→ **To do**
The data below should be restated word for word, with every picture omitted.

→ **Input for this task**
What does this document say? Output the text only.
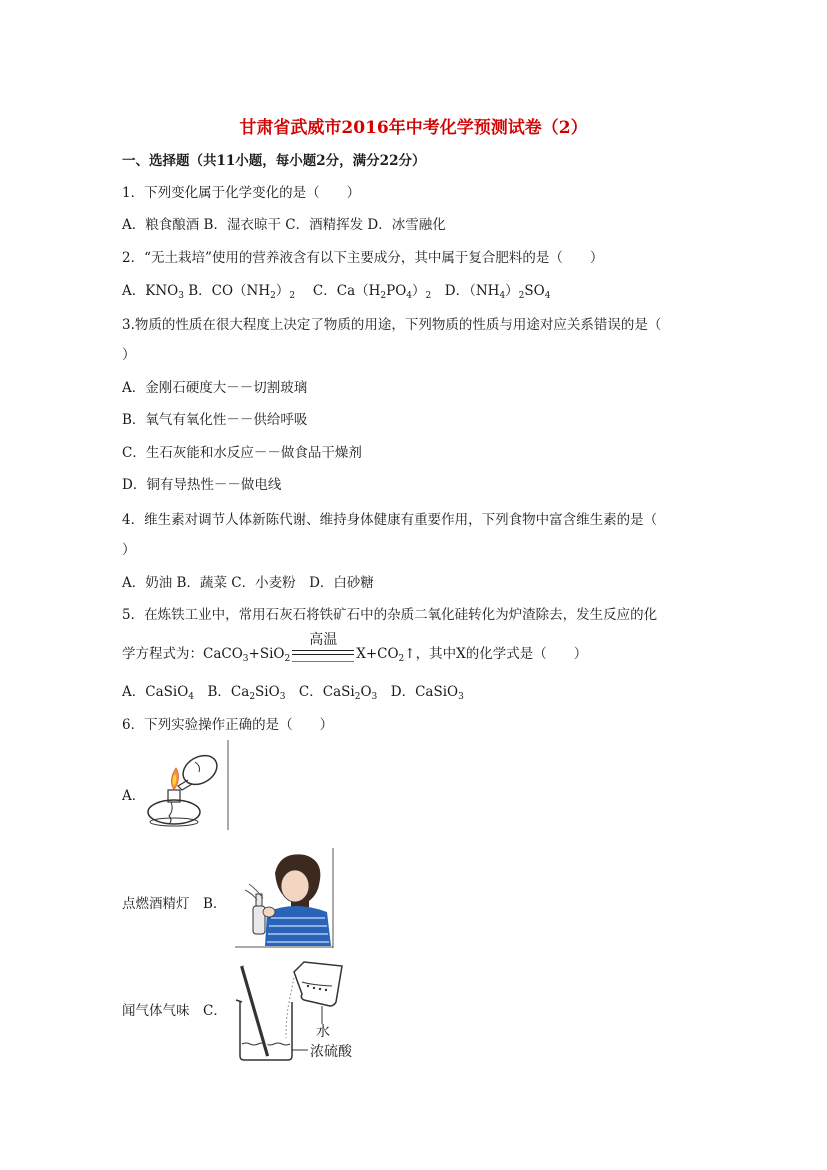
甘肃省武威市2016年中考化学预测试卷（2）
一、选择题（共11小题，每小题2分，满分22分）
1．下列变化属于化学变化的是（　　）
A．粮食酿酒 B．湿衣晾干 C．酒精挥发 D．冰雪融化
2．“无土栽培”使用的营养液含有以下主要成分，其中属于复合肥料的是（　　）
A．$KNO_3$ B．$CO(NH_2)_2$　 C．$Ca(H_2PO_4)_2$　D．$(NH_4)_2SO_4$
3.物质的性质在很大程度上决定了物质的用途，下列物质的性质与用途对应关系错误的是（
）
A．金刚石硬度大－－切割玻璃
B．氧气有氧化性－－供给呼吸
C．生石灰能和水反应－－做食品干燥剂
D．铜有导热性－－做电线
4．维生素对调节人体新陈代谢、维持身体健康有重要作用，下列食物中富含维生素的是（
）
A．奶油 B．蔬菜 C．小麦粉　D．白砂糖
5．在炼铁工业中，常用石灰石将铁矿石中的杂质二氧化硅转化为炉渣除去，发生反应的化
学方程式为：CaCO$_3$+SiO$_2$
高温
$X+CO_2↑$，其中X的化学式是（　　）
A．CaSiO$_4$　B．$Ca_2SiO_3$　C．$CaSi_2O_3$　D．CaSiO$_3$
6．下列实验操作正确的是（　　）
A．
点燃酒精灯  B．
闻气体气味  C．
水
浓硫酸
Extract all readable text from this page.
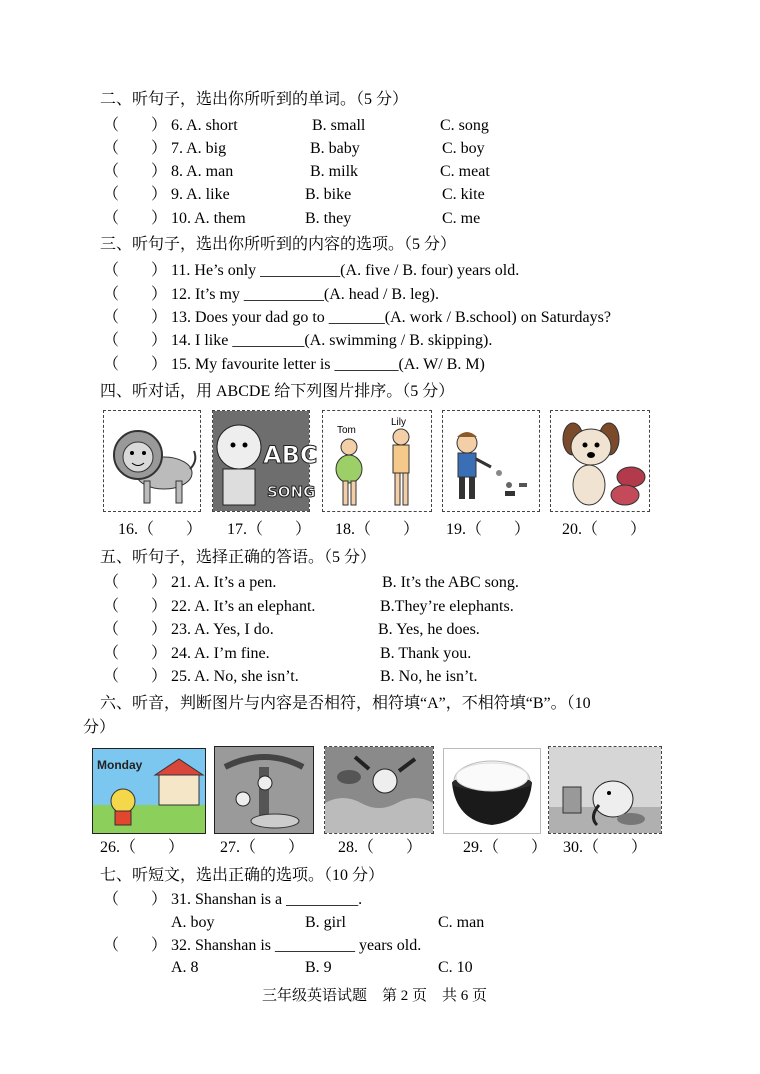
二、听句子，选出你所听到的单词。（5 分）
（　　） 6. A. short	B. small	C. song
（　　） 7. A. big	B. baby	C. boy
（　　） 8. A. man	B. milk	C. meat
（　　） 9. A. like	B. bike	C. kite
（　　） 10. A. them	B. they	C. me
三、听句子，选出你所听到的内容的选项。（5 分）
（　　） 11. He’s only __________(A. five / B. four) years old.
（　　） 12. It’s my __________(A. head / B. leg).
（　　） 13. Does your dad go to _______(A. work / B.school) on Saturdays?
（　　） 14. I like _________(A. swimming / B. skipping).
（　　） 15. My favourite letter is ________(A. W/ B. M)
四、听对话，用 ABCDE 给下列图片排序。（5 分）
ABC
SONG
Tom
Lily
16.（　　） 17.（　　） 18.（　　） 19.（　　） 20.（　　）
五、听句子，选择正确的答语。（5 分）
（　　） 21. A. It’s a pen.	B. It’s the ABC song.
（　　） 22. A. It’s an elephant.	B.They’re elephants.
（　　） 23. A. Yes, I do.	B. Yes, he does.
（　　） 24. A. I’m fine.	B. Thank you.
（　　） 25. A. No, she isn’t.	B. No, he isn’t.
六、听音，判断图片与内容是否相符，相符填“A”，不相符填“B”。（10
分）
Monday
26.（　　） 27.（　　） 28.（　　）	29.（　　） 30.（　　）
七、听短文，选出正确的选项。（10 分）
（　　） 31. Shanshan is a _________.
A. boy	B. girl	C. man
（　　） 32. Shanshan is __________ years old.
A. 8	B. 9	C. 10
三年级英语试题　第 2 页　共 6 页
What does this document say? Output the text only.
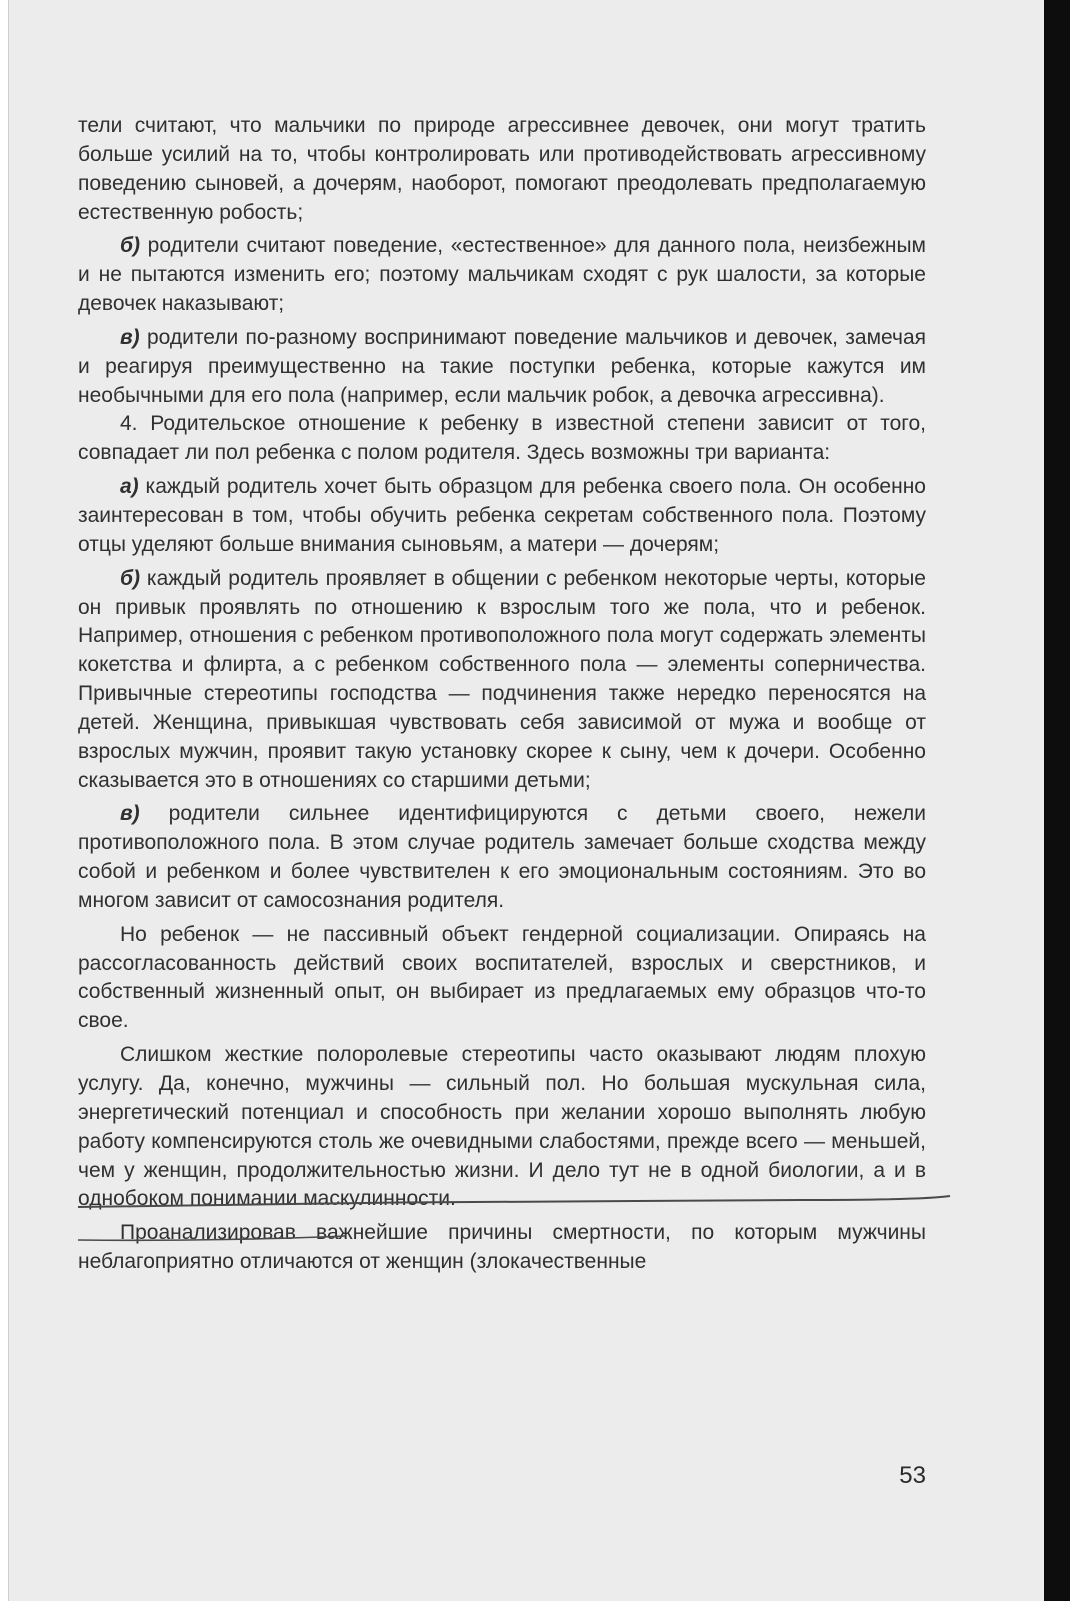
тели считают, что мальчики по природе агрессивнее девочек, они могут тратить больше усилий на то, чтобы контролировать или противодействовать агрессивному поведению сыновей, а дочерям, наоборот, помогают преодолевать предполагаемую естественную робость;

б) родители считают поведение, «естественное» для данного пола, неизбежным и не пытаются изменить его; поэтому мальчикам сходят с рук шалости, за которые девочек наказывают;

в) родители по-разному воспринимают поведение мальчиков и девочек, замечая и реагируя преимущественно на такие поступки ребенка, которые кажутся им необычными для его пола (например, если мальчик робок, а девочка агрессивна).

4. Родительское отношение к ребенку в известной степени зависит от того, совпадает ли пол ребенка с полом родителя. Здесь возможны три варианта:

а) каждый родитель хочет быть образцом для ребенка своего пола. Он особенно заинтересован в том, чтобы обучить ребенка секретам собственного пола. Поэтому отцы уделяют больше внимания сыновьям, а матери — дочерям;

б) каждый родитель проявляет в общении с ребенком некоторые черты, которые он привык проявлять по отношению к взрослым того же пола, что и ребенок. Например, отношения с ребенком противоположного пола могут содержать элементы кокетства и флирта, а с ребенком собственного пола — элементы соперничества. Привычные стереотипы господства — подчинения также нередко переносятся на детей. Женщина, привыкшая чувствовать себя зависимой от мужа и вообще от взрослых мужчин, проявит такую установку скорее к сыну, чем к дочери. Особенно сказывается это в отношениях со старшими детьми;

в) родители сильнее идентифицируются с детьми своего, нежели противоположного пола. В этом случае родитель замечает больше сходства между собой и ребенком и более чувствителен к его эмоциональным состояниям. Это во многом зависит от самосознания родителя.

Но ребенок — не пассивный объект гендерной социализации. Опираясь на рассогласованность действий своих воспитателей, взрослых и сверстников, и собственный жизненный опыт, он выбирает из предлагаемых ему образцов что-то свое.

Слишком жесткие полоролевые стереотипы часто оказывают людям плохую услугу. Да, конечно, мужчины — сильный пол. Но большая мускульная сила, энергетический потенциал и способность при желании хорошо выполнять любую работу компенсируются столь же очевидными слабостями, прежде всего — меньшей, чем у женщин, продолжительностью жизни. И дело тут не в одной биологии, а и в однобоком понимании маскулинности.

Проанализировав важнейшие причины смертности, по которым мужчины неблагоприятно отличаются от женщин (злокачественные

53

→ **Solution for this exercise**
What does this document say? Output the text only.
甘肃省武威市2016年中考化学预测试卷（2）
一、选择题（共11小题，每小题2分，满分22分）
1．下列变化属于化学变化的是（　　）
A．粮食酿酒 B．湿衣晾干 C．酒精挥发 D．冰雪融化
2．“无土栽培”使用的营养液含有以下主要成分，其中属于复合肥料的是（　　）
A．$KNO_3$ B．$CO(NH_2)_2$　 C．$Ca(H_2PO_4)_2$　D．$(NH_4)_2SO_4$
3.物质的性质在很大程度上决定了物质的用途，下列物质的性质与用途对应关系错误的是（
）
A．金刚石硬度大－－切割玻璃
B．氧气有氧化性－－供给呼吸
C．生石灰能和水反应－－做食品干燥剂
D．铜有导热性－－做电线
4．维生素对调节人体新陈代谢、维持身体健康有重要作用，下列食物中富含维生素的是（
）
A．奶油 B．蔬菜 C．小麦粉　D．白砂糖
5．在炼铁工业中，常用石灰石将铁矿石中的杂质二氧化硅转化为炉渣除去，发生反应的化
学方程式为：CaCO$_3$+SiO$_2$
高温
$X+CO_2↑$，其中X的化学式是（　　）
A．CaSiO$_4$　B．$Ca_2SiO_3$　C．$CaSi_2O_3$　D．CaSiO$_3$
6．下列实验操作正确的是（　　）
A．
点燃酒精灯  B．
闻气体气味  C．
水
浓硫酸
Extract all readable text from this page.
二、听句子，选出你所听到的单词。（5 分）
（　　） 6. A. short	B. small	C. song
（　　） 7. A. big	B. baby	C. boy
（　　） 8. A. man	B. milk	C. meat
（　　） 9. A. like	B. bike	C. kite
（　　） 10. A. them	B. they	C. me
三、听句子，选出你所听到的内容的选项。（5 分）
（　　） 11. He’s only __________(A. five / B. four) years old.
（　　） 12. It’s my __________(A. head / B. leg).
（　　） 13. Does your dad go to _______(A. work / B.school) on Saturdays?
（　　） 14. I like _________(A. swimming / B. skipping).
（　　） 15. My favourite letter is ________(A. W/ B. M)
四、听对话，用 ABCDE 给下列图片排序。（5 分）
ABC
SONG
Tom
Lily
16.（　　） 17.（　　） 18.（　　） 19.（　　） 20.（　　）
五、听句子，选择正确的答语。（5 分）
（　　） 21. A. It’s a pen.	B. It’s the ABC song.
（　　） 22. A. It’s an elephant.	B.They’re elephants.
（　　） 23. A. Yes, I do.	B. Yes, he does.
（　　） 24. A. I’m fine.	B. Thank you.
（　　） 25. A. No, she isn’t.	B. No, he isn’t.
六、听音，判断图片与内容是否相符，相符填“A”，不相符填“B”。（10
分）
Monday
26.（　　） 27.（　　） 28.（　　）	29.（　　） 30.（　　）
七、听短文，选出正确的选项。（10 分）
（　　） 31. Shanshan is a _________.
A. boy	B. girl	C. man
（　　） 32. Shanshan is __________ years old.
A. 8	B. 9	C. 10
三年级英语试题　第 2 页　共 6 页
What does this document say? Output the text only.
тели считают, что мальчики по природе агрессивнее девочек, они могут тратить больше усилий на то, чтобы контролировать или противодействовать агрессивному поведению сыновей, а дочерям, наоборот, помогают преодолевать предполагаемую естественную робость;

б) родители считают поведение, «естественное» для данного пола, неизбежным и не пытаются изменить его; поэтому мальчикам сходят с рук шалости, за которые девочек наказывают;

в) родители по-разному воспринимают поведение мальчиков и девочек, замечая и реагируя преимущественно на такие поступки ребенка, которые кажутся им необычными для его пола (например, если мальчик робок, а девочка агрессивна).

4. Родительское отношение к ребенку в известной степени зависит от того, совпадает ли пол ребенка с полом родителя. Здесь возможны три варианта:

а) каждый родитель хочет быть образцом для ребенка своего пола. Он особенно заинтересован в том, чтобы обучить ребенка секретам собственного пола. Поэтому отцы уделяют больше внимания сыновьям, а матери — дочерям;

б) каждый родитель проявляет в общении с ребенком некоторые черты, которые он привык проявлять по отношению к взрослым того же пола, что и ребенок. Например, отношения с ребенком противоположного пола могут содержать элементы кокетства и флирта, а с ребенком собственного пола — элементы соперничества. Привычные стереотипы господства — подчинения также нередко переносятся на детей. Женщина, привыкшая чувствовать себя зависимой от мужа и вообще от взрослых мужчин, проявит такую установку скорее к сыну, чем к дочери. Особенно сказывается это в отношениях со старшими детьми;

в) родители сильнее идентифицируются с детьми своего, нежели противоположного пола. В этом случае родитель замечает больше сходства между собой и ребенком и более чувствителен к его эмоциональным состояниям. Это во многом зависит от самосознания родителя.

Но ребенок — не пассивный объект гендерной социализации. Опираясь на рассогласованность действий своих воспитателей, взрослых и сверстников, и собственный жизненный опыт, он выбирает из предлагаемых ему образцов что-то свое.

Слишком жесткие полоролевые стереотипы часто оказывают людям плохую услугу. Да, конечно, мужчины — сильный пол. Но большая мускульная сила, энергетический потенциал и способность при желании хорошо выполнять любую работу компенсируются столь же очевидными слабостями, прежде всего — меньшей, чем у женщин, продолжительностью жизни. И дело тут не в одной биологии, а и в однобоком понимании маскулинности.

Проанализировав важнейшие причины смертности, по которым мужчины неблагоприятно отличаются от женщин (злокачественные

53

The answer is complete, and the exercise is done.